**Problems to work on:**
1. In the text on Yu–Shiba–Rusinov states in quantum dots, at roughly what value of kBTK/Δ does the YSR singlet excitation cross zero and become the ground state?
2. Carry on the text about Yu–Shiba–Rusinov states in nanowire double quantum dots from its last sentence.

Nature Communicationsvolume 9, Article number: 2376 (2018) | Download Citation


A magnetic impurity coupled to a superconductor gives rise to a Yu–Shiba–Rusinov (YSR) state inside the superconducting energy gap. With increasing exchange coupling the excitation energy of this state eventually crosses zero and the system switches to a YSR ground state with bound quasiparticles screening the impurity spin by ħ/2. Here we explore indium arsenide (InAs) nanowire double quantum dots tunnel coupled to a superconductor and demonstrate YSR screening of spin-1/2 and spin-1 states. Gating the double dot through nine different charge states, we show that the honeycomb pattern of zero-bias conductance peaks, archetypal of double dots coupled to normal leads, is replaced by lines of zero-energy YSR states. These enclose regions of YSR-screened dot spins displaying distinctive spectral features, and their characteristic shape and topology change markedly with tunnel coupling strengths. We find excellent agreement with a simple zero-bandwidth approximation, and with numerical renormalization group calculations for the two-orbital Anderson model.


Yu–Shiba–Rusinov (YSR) states1,2,3 can be imaged in a direct manner by scanning-tunneling spectrocopy of magnetic adatoms on the surface of a superconductor4. Using superconducting tips, high-resolution bias spectroscopy of multiple sub-gap peaks reveals an impressive amount of atomistic details like higher angular momentum scattering channels, crystal-field splitting and magnetic anisotropy4,5,6,7,8,9,10,11. In general, however, it can be an arduous task to model the complex pattern of sub-gap states6,7,9, let alone to calculate their precise influence on the conductance10.

In contrast, the “atomic physics” of Coulomb blockaded quantum dots (QDs) is simple. Changing the gate voltage, subsequent levels are filled one-by-one and the different charge states alternate in spin, or Kramers degeneracies for dots with spin–orbit coupling, between singlet and doublet. With normal metal leads, charge states with spin-1/2 exhibit zero-bias Kondo resonances at temperatures below the Kondo temperature, \(T \ll T_{\mathrm{K}}\), reflecting a Kondo-screened singlet ground state (GS). If the leads are superconducting with a large BCS gap, \({\mathit{\Delta }} \gg k_{\mathrm{B}}T_{\mathrm{K}}\), this resonance is quenched and the GS recovers its doublet degeneracy. The system now displays a YSR singlet excitation close to the gap edge, which can be lowered in energy by increasing the kBTK/Δ12,13,14,15,16,17. Close to kBTK ≈ 0.3Δ it crosses zero and becomes the YSR-screened singlet GS9,11,18,19,20, which eventually crosses over to a Kondo singlet at \(k_{\mathrm{B}}T_{\mathrm{K}} \gg {\mathit{\Delta }}\).

**Raw data:**
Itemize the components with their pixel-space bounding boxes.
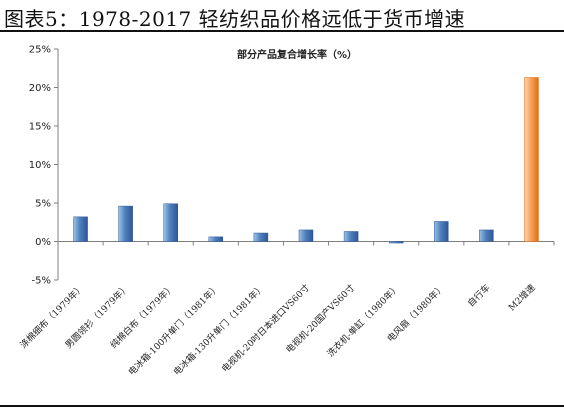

**The answers:**
1. About 0.3 (kBTK ≈ 0.3Δ).

2.
YSR states were first discussed in the context of gapless superconductivity arising in the presence of randomly distributed paramagnetic impurities1,2,3. However, the ability to assemble spins into dimers, chains, and lattices, has recently prompted the exciting idea of engineering YSR molecules20,21, YSR sub-gap topological superconductors and spiral magnetic states4,22,23,24. QDs have the advantage of being tunable via electrical gates, and this plays an important role in recent proposals for topological superconductivity in systems of coupled QDs25,26,27.

Here we utilize this electrical control to manipulate YSR states in a double quantum dot (DQD) formed in an InAs nanowire. Using multiple finger gates to tune the total DQD spin and the interdot coupling, we demonstrate control of the YSR phase diagram, including electrical tuning between YSR singlets, and a novel YSR doublet arising from the screening of an excited spin triplet.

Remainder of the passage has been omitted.